### TO DO
Could you output each line of the data that follows exactly?

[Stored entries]
********************

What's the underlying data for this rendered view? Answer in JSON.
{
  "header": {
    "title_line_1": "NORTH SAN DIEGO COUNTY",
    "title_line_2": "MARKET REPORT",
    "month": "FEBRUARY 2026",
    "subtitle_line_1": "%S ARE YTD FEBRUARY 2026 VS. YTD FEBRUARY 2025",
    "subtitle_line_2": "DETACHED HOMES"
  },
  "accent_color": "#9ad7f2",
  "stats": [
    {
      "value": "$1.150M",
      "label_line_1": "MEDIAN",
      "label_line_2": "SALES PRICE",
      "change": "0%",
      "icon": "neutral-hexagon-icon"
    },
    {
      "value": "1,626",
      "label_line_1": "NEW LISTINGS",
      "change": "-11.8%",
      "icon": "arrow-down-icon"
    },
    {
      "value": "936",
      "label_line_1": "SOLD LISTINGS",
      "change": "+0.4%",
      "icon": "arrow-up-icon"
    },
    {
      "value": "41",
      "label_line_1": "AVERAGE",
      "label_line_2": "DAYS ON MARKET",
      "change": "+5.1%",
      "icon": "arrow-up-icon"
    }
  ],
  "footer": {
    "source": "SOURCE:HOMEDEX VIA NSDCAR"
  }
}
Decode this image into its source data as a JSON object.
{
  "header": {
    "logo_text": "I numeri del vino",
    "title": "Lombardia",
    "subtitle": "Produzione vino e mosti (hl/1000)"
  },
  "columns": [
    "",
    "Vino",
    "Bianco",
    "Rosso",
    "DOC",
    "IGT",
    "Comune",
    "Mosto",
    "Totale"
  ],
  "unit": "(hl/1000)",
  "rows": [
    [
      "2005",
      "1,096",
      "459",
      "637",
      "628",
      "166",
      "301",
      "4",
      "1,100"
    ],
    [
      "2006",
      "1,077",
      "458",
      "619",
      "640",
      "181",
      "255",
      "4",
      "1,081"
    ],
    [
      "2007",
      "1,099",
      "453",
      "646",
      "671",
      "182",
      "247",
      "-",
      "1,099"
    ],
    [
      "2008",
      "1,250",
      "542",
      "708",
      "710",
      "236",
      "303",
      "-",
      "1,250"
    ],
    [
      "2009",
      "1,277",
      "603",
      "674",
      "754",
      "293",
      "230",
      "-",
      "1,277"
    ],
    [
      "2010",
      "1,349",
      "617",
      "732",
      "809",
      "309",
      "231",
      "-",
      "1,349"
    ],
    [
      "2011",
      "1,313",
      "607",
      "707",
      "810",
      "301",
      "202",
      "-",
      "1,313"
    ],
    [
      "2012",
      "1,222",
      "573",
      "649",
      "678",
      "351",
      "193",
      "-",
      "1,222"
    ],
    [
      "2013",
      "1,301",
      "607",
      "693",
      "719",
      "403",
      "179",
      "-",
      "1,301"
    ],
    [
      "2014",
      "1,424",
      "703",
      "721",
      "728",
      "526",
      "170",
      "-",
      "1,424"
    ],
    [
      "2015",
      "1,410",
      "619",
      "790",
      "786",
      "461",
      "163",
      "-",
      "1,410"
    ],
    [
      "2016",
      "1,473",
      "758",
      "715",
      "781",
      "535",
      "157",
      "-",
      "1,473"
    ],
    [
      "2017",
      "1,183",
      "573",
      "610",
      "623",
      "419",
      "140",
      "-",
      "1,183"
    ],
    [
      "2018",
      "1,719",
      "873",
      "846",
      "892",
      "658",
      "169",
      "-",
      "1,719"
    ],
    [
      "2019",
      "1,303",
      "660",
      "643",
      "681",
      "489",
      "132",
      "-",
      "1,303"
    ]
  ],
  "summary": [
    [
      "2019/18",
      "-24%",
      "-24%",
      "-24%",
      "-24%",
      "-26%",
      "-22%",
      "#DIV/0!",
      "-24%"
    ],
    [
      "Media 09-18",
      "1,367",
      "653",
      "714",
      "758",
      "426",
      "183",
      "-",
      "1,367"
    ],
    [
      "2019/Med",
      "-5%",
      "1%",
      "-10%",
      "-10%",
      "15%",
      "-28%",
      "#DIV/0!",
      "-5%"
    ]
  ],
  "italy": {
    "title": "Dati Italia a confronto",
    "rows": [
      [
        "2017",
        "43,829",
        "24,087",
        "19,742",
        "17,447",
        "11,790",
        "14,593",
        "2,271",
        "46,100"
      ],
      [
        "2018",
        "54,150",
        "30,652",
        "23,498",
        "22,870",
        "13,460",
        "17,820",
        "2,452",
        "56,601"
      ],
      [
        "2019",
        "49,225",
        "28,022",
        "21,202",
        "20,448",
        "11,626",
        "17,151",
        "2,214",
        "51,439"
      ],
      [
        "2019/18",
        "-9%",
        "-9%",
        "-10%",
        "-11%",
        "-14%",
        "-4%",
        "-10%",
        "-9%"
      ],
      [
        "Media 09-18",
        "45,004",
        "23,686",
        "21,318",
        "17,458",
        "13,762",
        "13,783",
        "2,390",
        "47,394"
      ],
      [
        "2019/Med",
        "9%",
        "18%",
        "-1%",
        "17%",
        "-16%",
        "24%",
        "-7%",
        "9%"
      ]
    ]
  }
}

********************

### RESPONSE TO THIS TASK
What's the underlying data for this rendered view? Answer in JSON.
{
  "header": {
    "title_line_1": "NORTH SAN DIEGO COUNTY",
    "title_line_2": "MARKET REPORT",
    "month": "FEBRUARY 2026",
    "subtitle_line_1": "%S ARE YTD FEBRUARY 2026 VS. YTD FEBRUARY 2025",
    "subtitle_line_2": "DETACHED HOMES"
  },
  "accent_color": "#9ad7f2",
  "stats": [
    {
      "value": "$1.150M",
      "label_line_1": "MEDIAN",
      "label_line_2": "SALES PRICE",
      "change": "0%",
      "icon": "neutral-hexagon-icon"
    },
    {
      "value": "1,626",
      "label_line_1": "NEW LISTINGS",
      "change": "-11.8%",
      "icon": "arrow-down-icon"
    },
    {
      "value": "936",
      "label_line_1": "SOLD LISTINGS",
      "change": "+0.4%",
      "icon": "arrow-up-icon"
    },
    {
      "value": "41",
      "label_line_1": "AVERAGE",
      "label_line_2": "DAYS ON MARKET",
      "change": "+5.1%",
      "icon": "arrow-up-icon"
    }
  ],
  "footer": {
    "source": "SOURCE:HOMEDEX VIA NSDCAR"
  }
}
Decode this image into its source data as a JSON object.
{
  "header": {
    "logo_text": "I numeri del vino",
    "title": "Lombardia",
    "subtitle": "Produzione vino e mosti (hl/1000)"
  },
  "columns": [
    "",
    "Vino",
    "Bianco",
    "Rosso",
    "DOC",
    "IGT",
    "Comune",
    "Mosto",
    "Totale"
  ],
  "unit": "(hl/1000)",
  "rows": [
    [
      "2005",
      "1,096",
      "459",
      "637",
      "628",
      "166",
      "301",
      "4",
      "1,100"
    ],
    [
      "2006",
      "1,077",
      "458",
      "619",
      "640",
      "181",
      "255",
      "4",
      "1,081"
    ],
    [
      "2007",
      "1,099",
      "453",
      "646",
      "671",
      "182",
      "247",
      "-",
      "1,099"
    ],
    [
      "2008",
      "1,250",
      "542",
      "708",
      "710",
      "236",
      "303",
      "-",
      "1,250"
    ],
    [
      "2009",
      "1,277",
      "603",
      "674",
      "754",
      "293",
      "230",
      "-",
      "1,277"
    ],
    [
      "2010",
      "1,349",
      "617",
      "732",
      "809",
      "309",
      "231",
      "-",
      "1,349"
    ],
    [
      "2011",
      "1,313",
      "607",
      "707",
      "810",
      "301",
      "202",
      "-",
      "1,313"
    ],
    [
      "2012",
      "1,222",
      "573",
      "649",
      "678",
      "351",
      "193",
      "-",
      "1,222"
    ],
    [
      "2013",
      "1,301",
      "607",
      "693",
      "719",
      "403",
      "179",
      "-",
      "1,301"
    ],
    [
      "2014",
      "1,424",
      "703",
      "721",
      "728",
      "526",
      "170",
      "-",
      "1,424"
    ],
    [
      "2015",
      "1,410",
      "619",
      "790",
      "786",
      "461",
      "163",
      "-",
      "1,410"
    ],
    [
      "2016",
      "1,473",
      "758",
      "715",
      "781",
      "535",
      "157",
      "-",
      "1,473"
    ],
    [
      "2017",
      "1,183",
      "573",
      "610",
      "623",
      "419",
      "140",
      "-",
      "1,183"
    ],
    [
      "2018",
      "1,719",
      "873",
      "846",
      "892",
      "658",
      "169",
      "-",
      "1,719"
    ],
    [
      "2019",
      "1,303",
      "660",
      "643",
      "681",
      "489",
      "132",
      "-",
      "1,303"
    ]
  ],
  "summary": [
    [
      "2019/18",
      "-24%",
      "-24%",
      "-24%",
      "-24%",
      "-26%",
      "-22%",
      "#DIV/0!",
      "-24%"
    ],
    [
      "Media 09-18",
      "1,367",
      "653",
      "714",
      "758",
      "426",
      "183",
      "-",
      "1,367"
    ],
    [
      "2019/Med",
      "-5%",
      "1%",
      "-10%",
      "-10%",
      "15%",
      "-28%",
      "#DIV/0!",
      "-5%"
    ]
  ],
  "italy": {
    "title": "Dati Italia a confronto",
    "rows": [
      [
        "2017",
        "43,829",
        "24,087",
        "19,742",
        "17,447",
        "11,790",
        "14,593",
        "2,271",
        "46,100"
      ],
      [
        "2018",
        "54,150",
        "30,652",
        "23,498",
        "22,870",
        "13,460",
        "17,820",
        "2,452",
        "56,601"
      ],
      [
        "2019",
        "49,225",
        "28,022",
        "21,202",
        "20,448",
        "11,626",
        "17,151",
        "2,214",
        "51,439"
      ],
      [
        "2019/18",
        "-9%",
        "-9%",
        "-10%",
        "-11%",
        "-14%",
        "-4%",
        "-10%",
        "-9%"
      ],
      [
        "Media 09-18",
        "45,004",
        "23,686",
        "21,318",
        "17,458",
        "13,762",
        "13,783",
        "2,390",
        "47,394"
      ],
      [
        "2019/Med",
        "9%",
        "18%",
        "-1%",
        "17%",
        "-16%",
        "24%",
        "-7%",
        "9%"
      ]
    ]
  }
}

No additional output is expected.